## Instruction
In the listing below, locate the lines that hold the string "title". Copy those lines.

## Task data

★ ★ ★

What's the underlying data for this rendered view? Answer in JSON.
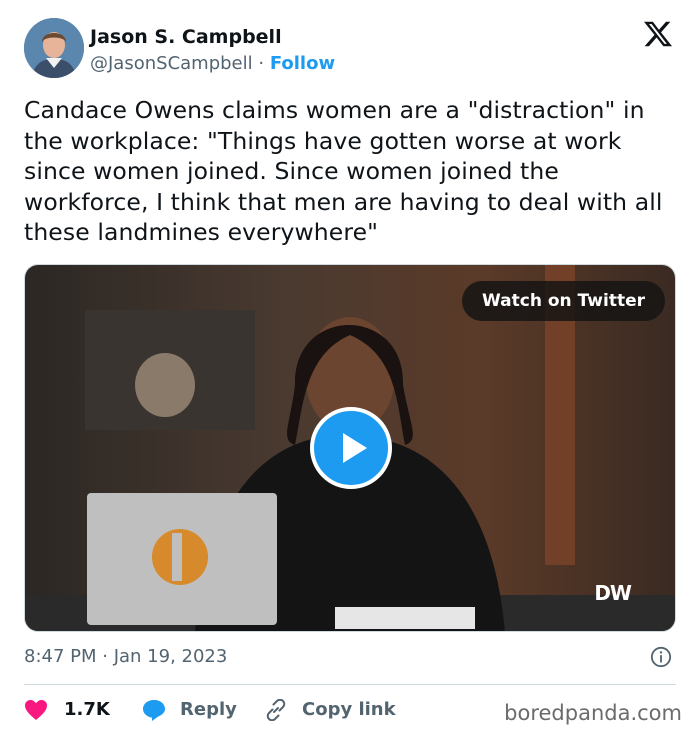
{
  "author": {
    "display_name": "Jason S. Campbell",
    "handle": "@JasonSCampbell",
    "separator": "·",
    "follow_label": "Follow"
  },
  "tweet": {
    "text": "Candace Owens claims women are a \"distraction\" in the workplace: \"Things have gotten worse at work since women joined. Since women joined the workforce, I think that men are having to deal with all these landmines everywhere\""
  },
  "media": {
    "watch_label": "Watch on Twitter",
    "channel_logo": "DW"
  },
  "meta": {
    "timestamp": "8:47 PM · Jan 19, 2023"
  },
  "actions": {
    "like_count": "1.7K",
    "reply_label": "Reply",
    "copy_link_label": "Copy link"
  },
  "watermark": "boredpanda.com",
  "colors": {
    "accent": "#1d9bf0",
    "like": "#f91880",
    "text": "#0f1419",
    "muted": "#536471"
  }
}
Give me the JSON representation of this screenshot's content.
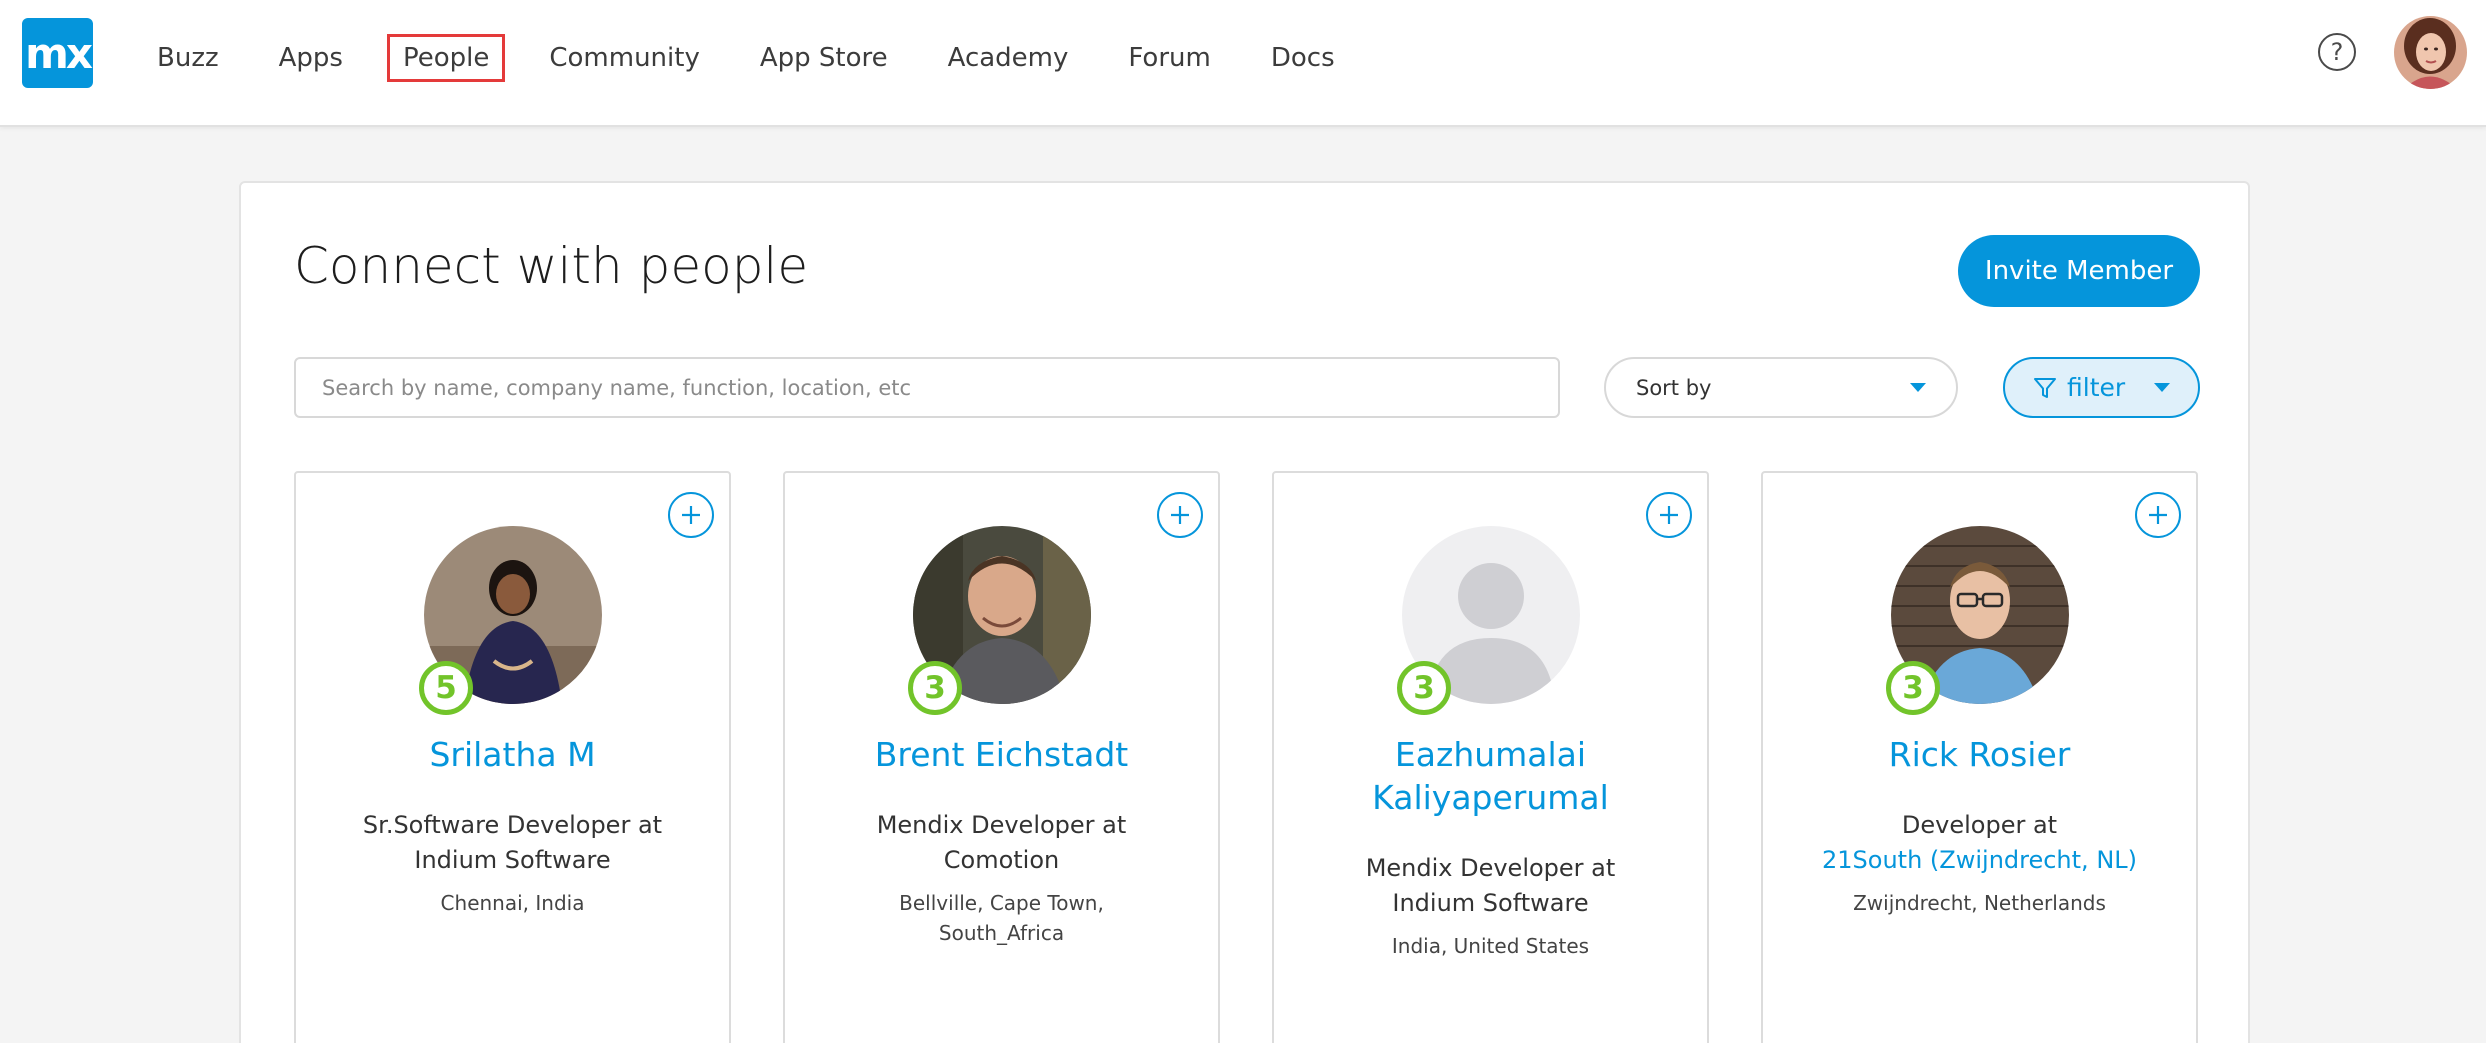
{
  "topbar": {
    "logo_text": "mx",
    "nav": [
      {
        "label": "Buzz",
        "active": false
      },
      {
        "label": "Apps",
        "active": false
      },
      {
        "label": "People",
        "active": true
      },
      {
        "label": "Community",
        "active": false
      },
      {
        "label": "App Store",
        "active": false
      },
      {
        "label": "Academy",
        "active": false
      },
      {
        "label": "Forum",
        "active": false
      },
      {
        "label": "Docs",
        "active": false
      }
    ],
    "help_icon": "question-circle-icon",
    "help_glyph": "?"
  },
  "colors": {
    "accent": "#0595db",
    "level_badge": "#72c42a",
    "active_nav_outline": "#e43a3a",
    "page_background": "#f4f4f4"
  },
  "main": {
    "title": "Connect with people",
    "invite_label": "Invite Member",
    "search_placeholder": "Search by name, company name, function, location, etc",
    "sort_label": "Sort by",
    "filter_label": "filter"
  },
  "people": [
    {
      "name": "Srilatha M",
      "level": "5",
      "role_prefix": "Sr.Software Developer at",
      "company": "Indium Software",
      "company_is_link": false,
      "location_line1": "Chennai, India",
      "location_line2": "",
      "avatar": "photo"
    },
    {
      "name": "Brent Eichstadt",
      "level": "3",
      "role_prefix": "Mendix Developer at",
      "company": "Comotion",
      "company_is_link": false,
      "location_line1": "Bellville, Cape Town,",
      "location_line2": "South_Africa",
      "avatar": "photo"
    },
    {
      "name": "Eazhumalai Kaliyaperumal",
      "level": "3",
      "role_prefix": "Mendix Developer at",
      "company": "Indium Software",
      "company_is_link": false,
      "location_line1": "India, United States",
      "location_line2": "",
      "avatar": "placeholder"
    },
    {
      "name": "Rick Rosier",
      "level": "3",
      "role_prefix": "Developer at",
      "company": "21South (Zwijndrecht, NL)",
      "company_is_link": true,
      "location_line1": "Zwijndrecht, Netherlands",
      "location_line2": "",
      "avatar": "photo"
    }
  ]
}
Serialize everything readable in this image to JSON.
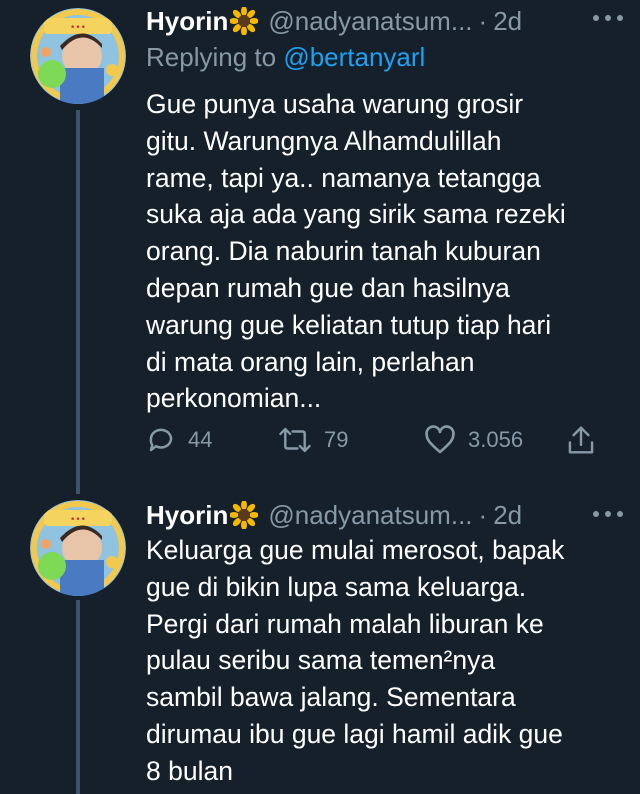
{
  "tweets": [
    {
      "author_name": "Hyorin",
      "author_emoji": "sunflower",
      "handle": "@nadyanatsum...",
      "separator": "·",
      "time": "2d",
      "more_icon": "more-icon",
      "reply_prefix": "Replying to",
      "reply_mention": "@bertanyarl",
      "text_lines": [
        "Gue punya usaha warung grosir",
        "gitu. Warungnya Alhamdulillah",
        "rame, tapi ya.. namanya tetangga",
        "suka aja ada yang sirik sama rezeki",
        "orang. Dia naburin tanah kuburan",
        "depan rumah gue dan hasilnya",
        "warung gue keliatan tutup tiap hari",
        "di mata orang lain, perlahan",
        "perkonomian..."
      ],
      "replies": "44",
      "retweets": "79",
      "likes": "3.056"
    },
    {
      "author_name": "Hyorin",
      "author_emoji": "sunflower",
      "handle": "@nadyanatsum...",
      "separator": "·",
      "time": "2d",
      "more_icon": "more-icon",
      "text_lines": [
        "Keluarga gue mulai merosot, bapak",
        "gue di bikin lupa sama keluarga.",
        "Pergi dari rumah malah liburan ke",
        "pulau seribu sama temen²nya",
        "sambil bawa jalang. Sementara",
        "dirumau ibu gue lagi hamil adik gue",
        "8 bulan"
      ]
    }
  ],
  "colors": {
    "background": "#15202b",
    "secondary_text": "#8899a6",
    "link": "#1da1f2",
    "thread_line": "#3d5466"
  }
}
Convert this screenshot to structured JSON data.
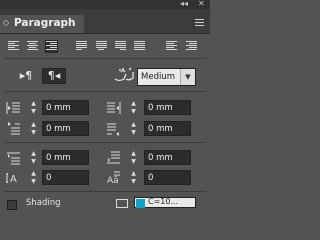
{
  "window": {
    "collapse_glyph": "◂◂",
    "close_glyph": "✕"
  },
  "panel": {
    "title": "Paragraph",
    "tab_arrow": "◇",
    "menu_icon": "panel-menu-icon"
  },
  "alignment": {
    "buttons": [
      "align-left",
      "align-center",
      "align-right",
      "justify-left",
      "justify-center",
      "justify-right",
      "justify-all",
      "align-towards-spine",
      "align-away-from-spine"
    ],
    "active": "align-right"
  },
  "direction": {
    "ltr_glyph": "▸¶",
    "rtl_glyph": "¶◂",
    "active": "right-to-left"
  },
  "language_style": {
    "value": "Medium",
    "icon": "arabic-calligraphy-icon"
  },
  "fields": {
    "left_indent": "0 mm",
    "right_indent": "0 mm",
    "first_line_indent": "0 mm",
    "last_line_indent": "0 mm",
    "space_before": "0 mm",
    "space_after": "0 mm",
    "drop_cap_lines": "0",
    "drop_cap_chars": "0"
  },
  "shading": {
    "label": "Shading",
    "checked": false,
    "color_text": "C=10..."
  },
  "colors": {
    "panel_bg": "#535353",
    "header_bg": "#3c3c3c",
    "field_bg": "#2c2c2c",
    "swatch": "#14a3c8"
  }
}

★ ★ ★

## Solution for this exercise
    "title": "Connect with people",
    "title": "Paragraph",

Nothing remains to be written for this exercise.